Task details. Wherever the word "gmail" appears in a line, copy that line.

(Stored items)
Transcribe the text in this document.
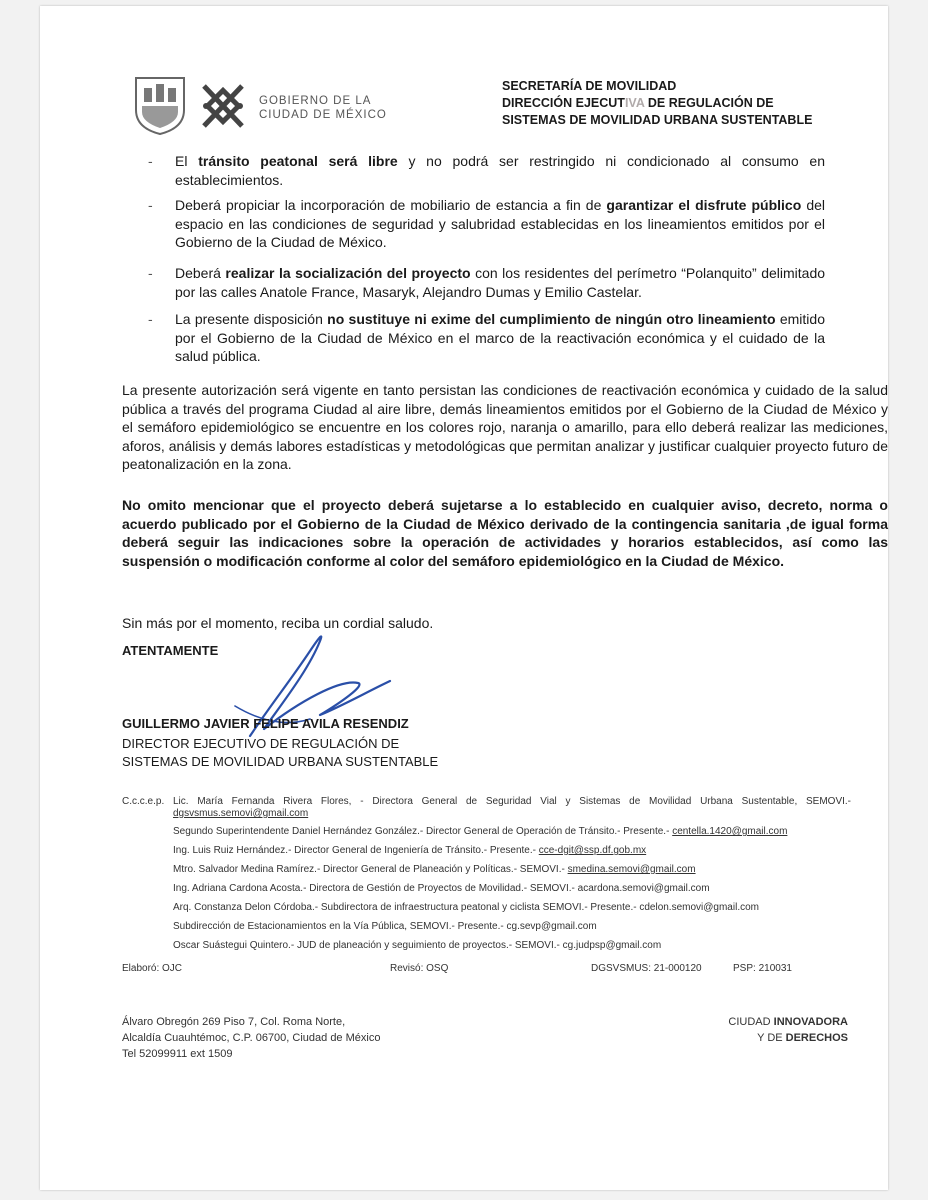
GOBIERNO DE LA
CIUDAD DE MÉXICO
SECRETARÍA DE MOVILIDAD
DIRECCIÓN EJECUTIVA DE REGULACIÓN DE
SISTEMAS DE MOVILIDAD URBANA SUSTENTABLE
-	El tránsito peatonal será libre y no podrá ser restringido ni condicionado al consumo en establecimientos.
-	Deberá propiciar la incorporación de mobiliario de estancia a fin de garantizar el disfrute público del espacio en las condiciones de seguridad y salubridad establecidas en los lineamientos emitidos por el Gobierno de la Ciudad de México.
-	Deberá realizar la socialización del proyecto con los residentes del perímetro “Polanquito” delimitado por las calles Anatole France, Masaryk, Alejandro Dumas y Emilio Castelar.
-	La presente disposición no sustituye ni exime del cumplimiento de ningún otro lineamiento emitido por el Gobierno de la Ciudad de México en el marco de la reactivación económica y el cuidado de la salud pública.
La presente autorización será vigente en tanto persistan las condiciones de reactivación económica y cuidado de la salud pública a través del programa Ciudad al aire libre, demás lineamientos emitidos por el Gobierno de la Ciudad de México y el semáforo epidemiológico se encuentre en los colores rojo, naranja o amarillo, para ello deberá realizar las mediciones, aforos, análisis y demás labores estadísticas y metodológicas que permitan analizar y justificar cualquier proyecto futuro de peatonalización en la zona.
No omito mencionar que el proyecto deberá sujetarse a lo establecido en cualquier aviso, decreto, norma o acuerdo publicado por el Gobierno de la Ciudad de México derivado de la contingencia sanitaria ,de igual forma deberá seguir las indicaciones sobre la operación de actividades y horarios establecidos, así como las suspensión o modificación conforme al color del semáforo epidemiológico en la Ciudad de México.
Sin más por el momento, reciba un cordial saludo.
ATENTAMENTE
GUILLERMO JAVIER FELIPE AVILA RESENDIZ
DIRECTOR EJECUTIVO DE REGULACIÓN DE
SISTEMAS DE MOVILIDAD URBANA SUSTENTABLE
C.c.c.e.p. Lic. María Fernanda Rivera Flores, - Directora General de Seguridad Vial y Sistemas de Movilidad Urbana Sustentable, SEMOVI.- dgsvsmus.semovi@gmail.com
Segundo Superintendente Daniel Hernández González.- Director General de Operación de Tránsito.- Presente.- centella.1420@gmail.com
Ing. Luis Ruiz Hernández.- Director General de Ingeniería de Tránsito.- Presente.- cce-dgit@ssp.df.gob.mx
Mtro. Salvador Medina Ramírez.- Director General de Planeación y Políticas.- SEMOVI.- smedina.semovi@gmail.com
Ing. Adriana Cardona Acosta.- Directora de Gestión de Proyectos de Movilidad.- SEMOVI.- acardona.semovi@gmail.com
Arq. Constanza Delon Córdoba.- Subdirectora de infraestructura peatonal y ciclista SEMOVI.- Presente.- cdelon.semovi@gmail.com
Subdirección de Estacionamientos en la Vía Pública, SEMOVI.- Presente.- cg.sevp@gmail.com
Oscar Suástegui Quintero.- JUD de planeación y seguimiento de proyectos.- SEMOVI.- cg.judpsp@gmail.com
Elaboró: OJC	Revisó: OSQ	DGSVSMUS: 21-000120	PSP: 210031
Álvaro Obregón 269 Piso 7, Col. Roma Norte,
Alcaldía Cuauhtémoc, C.P. 06700, Ciudad de México
Tel 52099911 ext 1509
CIUDAD INNOVADORA
Y DE DERECHOS
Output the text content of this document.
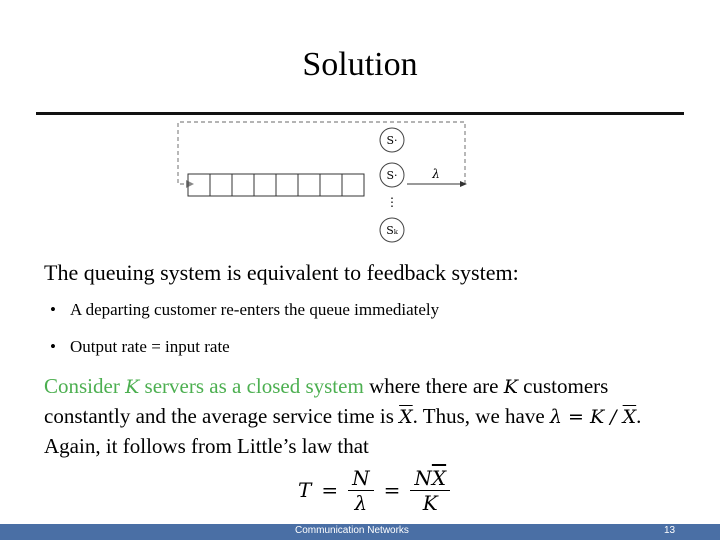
Solution
S·
S·
⋮
Sₖ
λ
The queuing system is equivalent to feedback system:
• A departing customer re-enters the queue immediately
• Output rate = input rate
Consider K servers as a closed system where there are K customers constantly and the average service time is $\overline{X}$. Thus, we have $\lambda = K / \overline{X}$. Again, it follows from Little’s law that
$T = \frac{N}{\lambda} = \frac{N\overline{X}}{K}$
Communication Networks	13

Solution to the problem.
C.c.c.e.p. Lic. María Fernanda Rivera Flores, - Directora General de Seguridad Vial y Sistemas de Movilidad Urbana Sustentable, SEMOVI.- dgsvsmus.semovi@gmail.com
Segundo Superintendente Daniel Hernández González.- Director General de Operación de Tránsito.- Presente.- centella.1420@gmail.com
Mtro. Salvador Medina Ramírez.- Director General de Planeación y Políticas.- SEMOVI.- smedina.semovi@gmail.com
Ing. Adriana Cardona Acosta.- Directora de Gestión de Proyectos de Movilidad.- SEMOVI.- acardona.semovi@gmail.com
Arq. Constanza Delon Córdoba.- Subdirectora de infraestructura peatonal y ciclista SEMOVI.- Presente.- cdelon.semovi@gmail.com
Subdirección de Estacionamientos en la Vía Pública, SEMOVI.- Presente.- cg.sevp@gmail.com
Oscar Suástegui Quintero.- JUD de planeación y seguimiento de proyectos.- SEMOVI.- cg.judpsp@gmail.com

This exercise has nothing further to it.